→ What is expected
Repeat all the material exactly; pictures stay out of your copy.

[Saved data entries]
■ ■ ■

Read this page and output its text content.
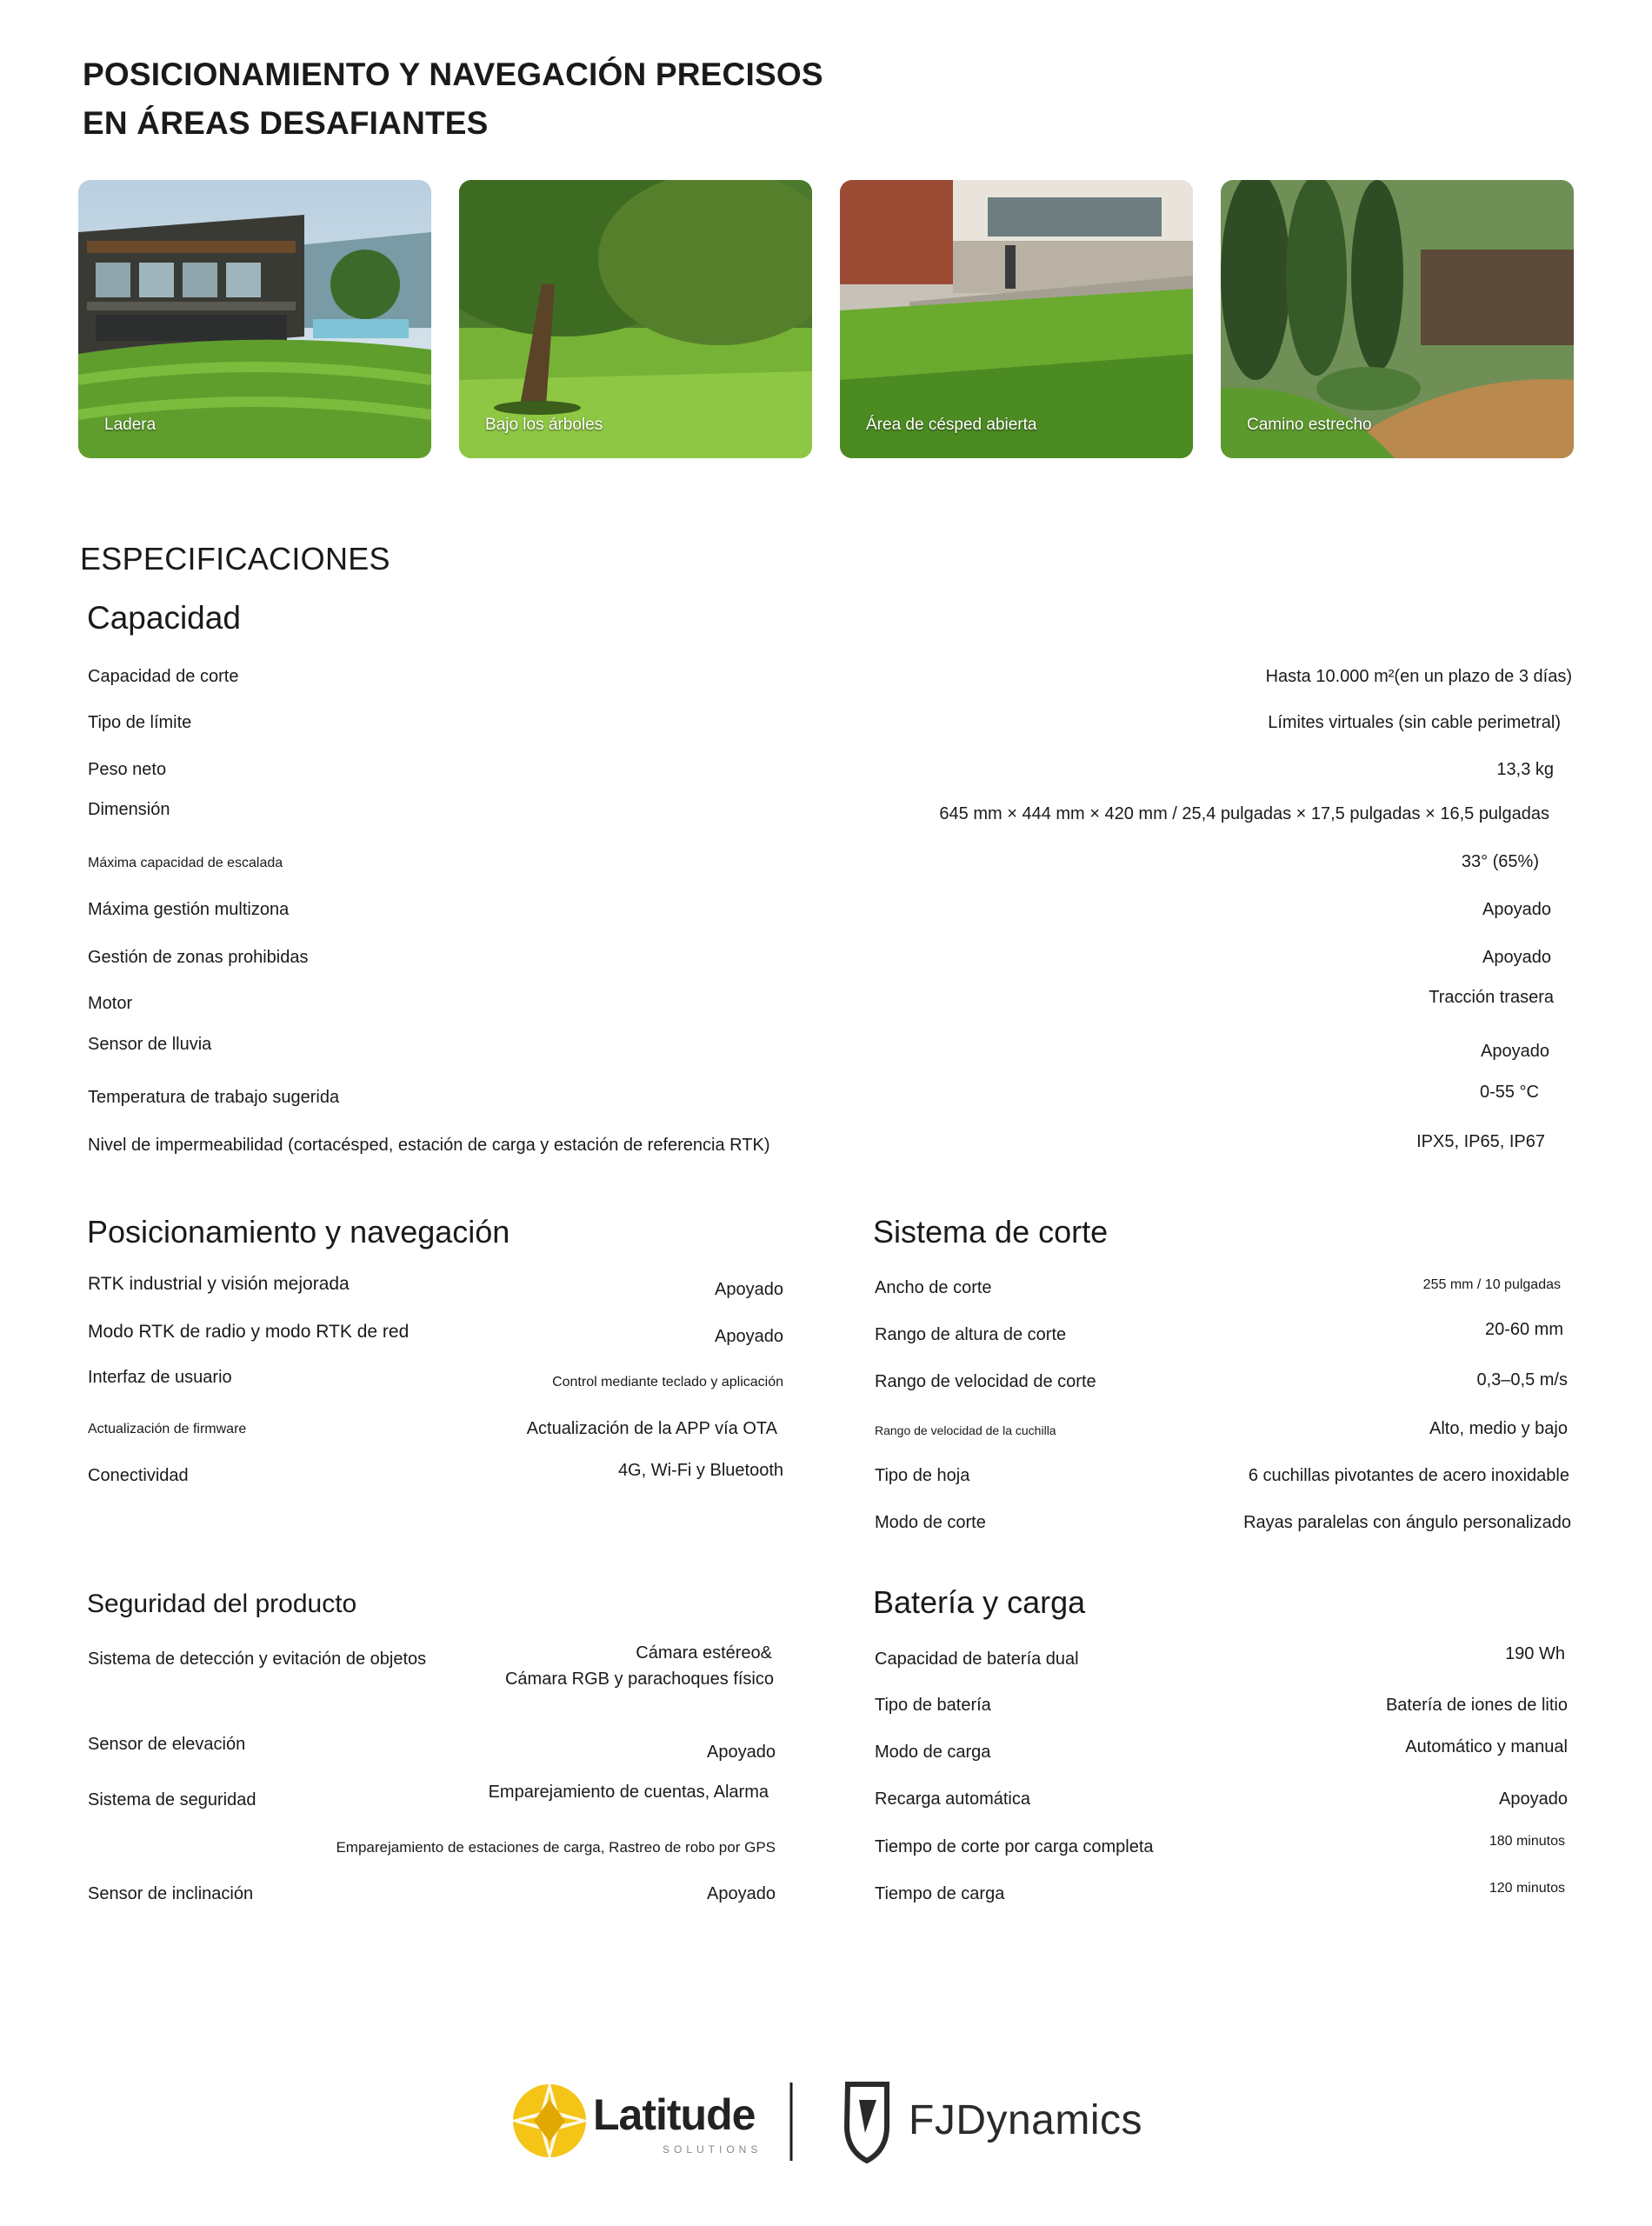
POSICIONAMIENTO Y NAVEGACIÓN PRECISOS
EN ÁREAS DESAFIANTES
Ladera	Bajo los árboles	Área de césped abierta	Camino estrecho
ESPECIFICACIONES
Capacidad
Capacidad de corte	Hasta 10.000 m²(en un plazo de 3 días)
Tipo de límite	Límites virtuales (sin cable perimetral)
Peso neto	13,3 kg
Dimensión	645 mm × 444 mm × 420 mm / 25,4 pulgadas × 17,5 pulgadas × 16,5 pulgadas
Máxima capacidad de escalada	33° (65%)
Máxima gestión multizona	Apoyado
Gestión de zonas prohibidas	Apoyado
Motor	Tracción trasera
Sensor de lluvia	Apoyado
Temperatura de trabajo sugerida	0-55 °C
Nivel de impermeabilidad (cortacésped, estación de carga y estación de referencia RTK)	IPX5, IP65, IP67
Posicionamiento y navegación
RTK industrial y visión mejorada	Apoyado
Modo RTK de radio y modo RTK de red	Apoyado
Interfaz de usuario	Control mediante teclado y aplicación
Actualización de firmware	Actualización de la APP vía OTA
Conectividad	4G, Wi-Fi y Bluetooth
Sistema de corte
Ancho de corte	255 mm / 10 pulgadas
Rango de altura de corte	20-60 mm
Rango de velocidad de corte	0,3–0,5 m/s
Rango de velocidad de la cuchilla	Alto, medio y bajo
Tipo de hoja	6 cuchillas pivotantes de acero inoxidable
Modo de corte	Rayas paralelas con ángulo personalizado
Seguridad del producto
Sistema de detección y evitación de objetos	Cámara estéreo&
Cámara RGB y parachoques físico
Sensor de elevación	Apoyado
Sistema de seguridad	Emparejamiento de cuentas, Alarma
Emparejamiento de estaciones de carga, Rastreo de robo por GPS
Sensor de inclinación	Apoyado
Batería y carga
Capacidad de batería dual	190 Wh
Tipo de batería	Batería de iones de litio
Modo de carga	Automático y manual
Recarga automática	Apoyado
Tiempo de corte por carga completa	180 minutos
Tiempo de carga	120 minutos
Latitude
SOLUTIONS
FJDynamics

■ ■ ■

→ Solved problem
Read this page and output its text content.
POSICIONAMIENTO Y NAVEGACIÓN PRECISOS
EN ÁREAS DESAFIANTES
Ladera	Bajo los árboles	Área de césped abierta	Camino estrecho
ESPECIFICACIONES
Capacidad
Capacidad de corte	Hasta 10.000 m²(en un plazo de 3 días)
Tipo de límite	Límites virtuales (sin cable perimetral)
Peso neto	13,3 kg
Dimensión	645 mm × 444 mm × 420 mm / 25,4 pulgadas × 17,5 pulgadas × 16,5 pulgadas
Máxima capacidad de escalada	33° (65%)
Máxima gestión multizona	Apoyado
Gestión de zonas prohibidas	Apoyado
Motor	Tracción trasera
Sensor de lluvia	Apoyado
Temperatura de trabajo sugerida	0-55 °C
Nivel de impermeabilidad (cortacésped, estación de carga y estación de referencia RTK)	IPX5, IP65, IP67
Posicionamiento y navegación
RTK industrial y visión mejorada	Apoyado
Modo RTK de radio y modo RTK de red	Apoyado
Interfaz de usuario	Control mediante teclado y aplicación
Actualización de firmware	Actualización de la APP vía OTA
Conectividad	4G, Wi-Fi y Bluetooth
Sistema de corte
Ancho de corte	255 mm / 10 pulgadas
Rango de altura de corte	20-60 mm
Rango de velocidad de corte	0,3–0,5 m/s
Rango de velocidad de la cuchilla	Alto, medio y bajo
Tipo de hoja	6 cuchillas pivotantes de acero inoxidable
Modo de corte	Rayas paralelas con ángulo personalizado
Seguridad del producto
Sistema de detección y evitación de objetos	Cámara estéreo&
Cámara RGB y parachoques físico
Sensor de elevación	Apoyado
Sistema de seguridad	Emparejamiento de cuentas, Alarma
Emparejamiento de estaciones de carga, Rastreo de robo por GPS
Sensor de inclinación	Apoyado
Batería y carga
Capacidad de batería dual	190 Wh
Tipo de batería	Batería de iones de litio
Modo de carga	Automático y manual
Recarga automática	Apoyado
Tiempo de corte por carga completa	180 minutos
Tiempo de carga	120 minutos
Latitude
SOLUTIONS
FJDynamics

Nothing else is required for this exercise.